═══ INFORMATION SHOWN

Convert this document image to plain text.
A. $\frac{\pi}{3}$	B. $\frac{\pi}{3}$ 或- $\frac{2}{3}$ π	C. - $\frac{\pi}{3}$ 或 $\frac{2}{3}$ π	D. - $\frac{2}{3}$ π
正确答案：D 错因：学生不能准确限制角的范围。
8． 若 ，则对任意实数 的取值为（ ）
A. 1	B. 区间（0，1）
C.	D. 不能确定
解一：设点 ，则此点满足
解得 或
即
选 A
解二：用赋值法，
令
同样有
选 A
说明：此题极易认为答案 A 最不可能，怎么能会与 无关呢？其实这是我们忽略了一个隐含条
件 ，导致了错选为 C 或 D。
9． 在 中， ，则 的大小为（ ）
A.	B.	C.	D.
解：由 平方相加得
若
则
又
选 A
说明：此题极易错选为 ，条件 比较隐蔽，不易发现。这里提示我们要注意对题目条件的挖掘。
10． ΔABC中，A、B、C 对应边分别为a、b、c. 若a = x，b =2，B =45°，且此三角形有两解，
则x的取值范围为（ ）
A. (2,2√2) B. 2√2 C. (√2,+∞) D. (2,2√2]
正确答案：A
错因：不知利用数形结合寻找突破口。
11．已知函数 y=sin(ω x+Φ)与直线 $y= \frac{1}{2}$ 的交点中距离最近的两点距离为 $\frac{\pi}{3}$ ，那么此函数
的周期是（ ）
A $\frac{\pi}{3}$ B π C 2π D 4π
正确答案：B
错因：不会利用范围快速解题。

══════

WHAT NEEDS TO BE DONE: The listing above must be transcribed exactly, line by line.

FINAL ANSWER:
Convert this document image to plain text.
A. $\frac{\pi}{3}$	B. $\frac{\pi}{3}$ 或- $\frac{2}{3}$ π	C. - $\frac{\pi}{3}$ 或 $\frac{2}{3}$ π	D. - $\frac{2}{3}$ π
正确答案：D 错因：学生不能准确限制角的范围。
8． 若 ，则对任意实数 的取值为（ ）
A. 1	B. 区间（0，1）
C.	D. 不能确定
解一：设点 ，则此点满足
解得 或
即
选 A
解二：用赋值法，
令
同样有
选 A
说明：此题极易认为答案 A 最不可能，怎么能会与 无关呢？其实这是我们忽略了一个隐含条
件 ，导致了错选为 C 或 D。
9． 在 中， ，则 的大小为（ ）
A.	B.	C.	D.
解：由 平方相加得
若
则
又
选 A
说明：此题极易错选为 ，条件 比较隐蔽，不易发现。这里提示我们要注意对题目条件的挖掘。
10． ΔABC中，A、B、C 对应边分别为a、b、c. 若a = x，b =2，B =45°，且此三角形有两解，
则x的取值范围为（ ）
A. (2,2√2) B. 2√2 C. (√2,+∞) D. (2,2√2]
正确答案：A
错因：不知利用数形结合寻找突破口。
11．已知函数 y=sin(ω x+Φ)与直线 $y= \frac{1}{2}$ 的交点中距离最近的两点距离为 $\frac{\pi}{3}$ ，那么此函数
的周期是（ ）
A $\frac{\pi}{3}$ B π C 2π D 4π
正确答案：B
错因：不会利用范围快速解题。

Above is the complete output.